*** SUPPLIED PASSAGE ***

On 12 June 2009, the entertainment line-up and further details of facilities for campers was announced. The campsite remained open until 18:00 on the Monday after the festival. The Thursday night entertainment featured bands such as Snakes of Desire, The Stone Roses Experience, Definitely Might Be and Hells Bells. The Xbox Live Stage was located to the Blue Campsite and ran each day of the festival from 14:00 until late into the night and the Headphone Disco is available to a maximum 2,500 campers per night. A funfair was present in each campsite (the previous year had one shared between all the campsites) and other features included barbecue areas for those with disposable barbecues, the Pull Parlour Salon and better facilities for phone charging. Scouting Ireland returned to offer their free tent pitching service.

Several acts were added to the Bacardi Arena on 25 June 2009. The return of Heineken Greenspace was announced on 29 June 2009. The stage times were released on 1 July 2009.

=== Related events ===
The Blizzards performed a live online show on their website in association with Xbox on 27 May 2009. The webcast preceded appearances by the band and the return of the Xbox Live Stage to Oxegen 2009. Xbox also ran a competition with a top prize of a half-hour DJ set on the Xbox Live Stage at Oxegen 2009.

The Irish Minister for Communications, Energy and Natural Resources Eamon Ryan endorsed a "Rock the Environment" competition designed to promote Oxegen 2009 as being a "green festival". Ryan said the festival was "sustainable, green and fun". Competitors were asked to send in their environmentally-friendly videos to the Oxegen Muzu TV channel. Winners will have their entries broadcast in the green Ecogen area.

Two acts from County Kildare featured at Oxegen in 2009; these were decided via the annual Platform V contest. Box Social, Colin Scallan, I Phoenix, The J-Walkers, The Resistance and Seven Days were the six finalists; two were selected in Naas, County Kildare on 19 June.

*** End of SUPPLIED PASSAGE ***
*** EXCERPTED RECORDS ***

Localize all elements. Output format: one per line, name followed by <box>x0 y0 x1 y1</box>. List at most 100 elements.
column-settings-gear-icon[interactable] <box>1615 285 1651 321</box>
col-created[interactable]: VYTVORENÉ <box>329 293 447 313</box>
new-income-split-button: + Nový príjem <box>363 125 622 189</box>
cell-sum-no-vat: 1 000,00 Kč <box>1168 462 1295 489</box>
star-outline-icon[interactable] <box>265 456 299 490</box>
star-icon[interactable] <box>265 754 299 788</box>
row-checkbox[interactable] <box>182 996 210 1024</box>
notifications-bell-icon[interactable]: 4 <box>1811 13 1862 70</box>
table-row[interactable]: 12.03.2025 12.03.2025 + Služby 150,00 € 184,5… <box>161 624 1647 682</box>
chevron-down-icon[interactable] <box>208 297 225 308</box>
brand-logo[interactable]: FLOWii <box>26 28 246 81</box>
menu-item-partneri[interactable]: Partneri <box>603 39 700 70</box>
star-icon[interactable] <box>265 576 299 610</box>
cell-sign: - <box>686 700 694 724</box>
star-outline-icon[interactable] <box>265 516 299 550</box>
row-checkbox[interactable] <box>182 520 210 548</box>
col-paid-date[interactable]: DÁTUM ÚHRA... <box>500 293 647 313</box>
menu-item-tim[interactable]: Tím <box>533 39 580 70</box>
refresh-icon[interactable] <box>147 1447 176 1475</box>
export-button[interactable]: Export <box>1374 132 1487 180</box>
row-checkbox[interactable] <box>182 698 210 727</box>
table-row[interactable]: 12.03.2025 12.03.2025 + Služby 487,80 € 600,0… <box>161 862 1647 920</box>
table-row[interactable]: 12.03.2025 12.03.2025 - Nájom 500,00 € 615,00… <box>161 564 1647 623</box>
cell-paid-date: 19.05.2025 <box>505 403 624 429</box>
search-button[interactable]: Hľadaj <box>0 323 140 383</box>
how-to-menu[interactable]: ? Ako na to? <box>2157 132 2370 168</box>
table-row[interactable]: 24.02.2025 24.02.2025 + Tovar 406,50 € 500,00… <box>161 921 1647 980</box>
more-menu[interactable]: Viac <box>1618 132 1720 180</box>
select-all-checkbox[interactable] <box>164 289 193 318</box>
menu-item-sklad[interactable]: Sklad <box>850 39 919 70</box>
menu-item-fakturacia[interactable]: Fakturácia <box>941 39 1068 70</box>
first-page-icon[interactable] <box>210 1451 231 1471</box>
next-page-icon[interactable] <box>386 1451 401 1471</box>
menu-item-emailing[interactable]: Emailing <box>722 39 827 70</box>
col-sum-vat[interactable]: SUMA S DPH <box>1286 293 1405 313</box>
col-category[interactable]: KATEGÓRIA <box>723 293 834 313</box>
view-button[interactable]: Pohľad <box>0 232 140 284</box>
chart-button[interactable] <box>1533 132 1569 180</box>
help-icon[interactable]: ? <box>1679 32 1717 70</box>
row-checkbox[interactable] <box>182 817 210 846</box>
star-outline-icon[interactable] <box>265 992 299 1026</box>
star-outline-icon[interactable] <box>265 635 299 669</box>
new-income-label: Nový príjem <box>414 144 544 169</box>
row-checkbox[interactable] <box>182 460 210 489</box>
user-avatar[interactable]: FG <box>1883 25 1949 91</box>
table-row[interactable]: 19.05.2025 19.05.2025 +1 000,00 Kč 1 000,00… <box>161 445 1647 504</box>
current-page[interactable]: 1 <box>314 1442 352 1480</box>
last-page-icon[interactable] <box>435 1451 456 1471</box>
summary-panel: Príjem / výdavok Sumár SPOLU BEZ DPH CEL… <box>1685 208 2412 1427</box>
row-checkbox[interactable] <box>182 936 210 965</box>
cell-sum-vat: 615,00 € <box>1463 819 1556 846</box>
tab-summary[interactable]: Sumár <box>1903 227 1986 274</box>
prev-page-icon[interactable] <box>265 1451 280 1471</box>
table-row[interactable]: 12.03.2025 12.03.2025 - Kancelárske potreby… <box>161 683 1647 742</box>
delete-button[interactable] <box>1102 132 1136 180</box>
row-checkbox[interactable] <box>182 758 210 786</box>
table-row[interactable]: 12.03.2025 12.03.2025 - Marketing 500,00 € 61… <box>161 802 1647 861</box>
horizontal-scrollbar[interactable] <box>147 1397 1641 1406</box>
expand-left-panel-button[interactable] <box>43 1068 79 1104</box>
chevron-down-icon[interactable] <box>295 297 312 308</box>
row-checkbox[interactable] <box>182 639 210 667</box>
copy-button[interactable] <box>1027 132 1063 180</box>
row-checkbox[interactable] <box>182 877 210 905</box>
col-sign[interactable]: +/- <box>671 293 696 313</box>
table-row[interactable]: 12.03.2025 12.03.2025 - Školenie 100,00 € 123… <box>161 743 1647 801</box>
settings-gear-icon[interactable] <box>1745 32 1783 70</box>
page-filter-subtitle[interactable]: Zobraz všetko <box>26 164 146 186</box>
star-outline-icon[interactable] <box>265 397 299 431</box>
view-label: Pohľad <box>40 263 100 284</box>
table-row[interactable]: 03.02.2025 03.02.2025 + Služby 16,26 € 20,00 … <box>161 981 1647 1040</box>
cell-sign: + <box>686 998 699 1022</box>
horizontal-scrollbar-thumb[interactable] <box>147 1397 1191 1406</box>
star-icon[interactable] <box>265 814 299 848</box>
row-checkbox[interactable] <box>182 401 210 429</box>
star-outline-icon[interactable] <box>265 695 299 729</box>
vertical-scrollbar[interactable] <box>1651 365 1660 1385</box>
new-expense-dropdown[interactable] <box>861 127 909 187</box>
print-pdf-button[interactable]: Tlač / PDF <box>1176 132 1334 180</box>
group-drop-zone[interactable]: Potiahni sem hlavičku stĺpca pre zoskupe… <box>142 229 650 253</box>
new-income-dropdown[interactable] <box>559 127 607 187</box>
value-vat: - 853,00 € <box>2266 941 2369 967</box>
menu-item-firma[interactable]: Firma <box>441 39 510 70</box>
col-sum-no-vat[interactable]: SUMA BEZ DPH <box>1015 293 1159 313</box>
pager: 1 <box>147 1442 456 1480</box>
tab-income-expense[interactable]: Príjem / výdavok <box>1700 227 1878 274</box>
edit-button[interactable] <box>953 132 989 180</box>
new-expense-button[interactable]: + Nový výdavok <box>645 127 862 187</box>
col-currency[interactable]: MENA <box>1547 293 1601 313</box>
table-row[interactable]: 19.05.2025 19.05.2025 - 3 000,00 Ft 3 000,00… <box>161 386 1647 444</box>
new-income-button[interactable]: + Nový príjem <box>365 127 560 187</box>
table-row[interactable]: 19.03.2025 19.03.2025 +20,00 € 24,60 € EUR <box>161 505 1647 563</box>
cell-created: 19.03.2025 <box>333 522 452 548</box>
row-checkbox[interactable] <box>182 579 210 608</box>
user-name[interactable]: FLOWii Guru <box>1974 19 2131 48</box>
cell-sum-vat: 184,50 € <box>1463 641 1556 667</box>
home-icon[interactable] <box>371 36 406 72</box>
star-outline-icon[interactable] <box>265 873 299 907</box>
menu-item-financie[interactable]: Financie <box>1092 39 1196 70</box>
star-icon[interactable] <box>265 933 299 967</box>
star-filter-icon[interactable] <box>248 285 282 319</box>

*** End of EXCERPTED RECORDS ***

- ASSIGNMENT -
Quote the passage about Oxegen 2009 word for word, starting at "On 12 June 2009, the" and ending at "tent pitching service.".

- YOUR RESPONSE -
On 12 June 2009, the entertainment line-up and further details of facilities for campers was announced. The campsite remained open until 18:00 on the Monday after the festival. The Thursday night entertainment featured bands such as Snakes of Desire, The Stone Roses Experience, Definitely Might Be and Hells Bells. The Xbox Live Stage was located to the Blue Campsite and ran each day of the festival from 14:00 until late into the night and the Headphone Disco is available to a maximum 2,500 campers per night. A funfair was present in each campsite (the previous year had one shared between all the campsites) and other features included barbecue areas for those with disposable barbecues, the Pull Parlour Salon and better facilities for phone charging. Scouting Ireland returned to offer their free tent pitching service.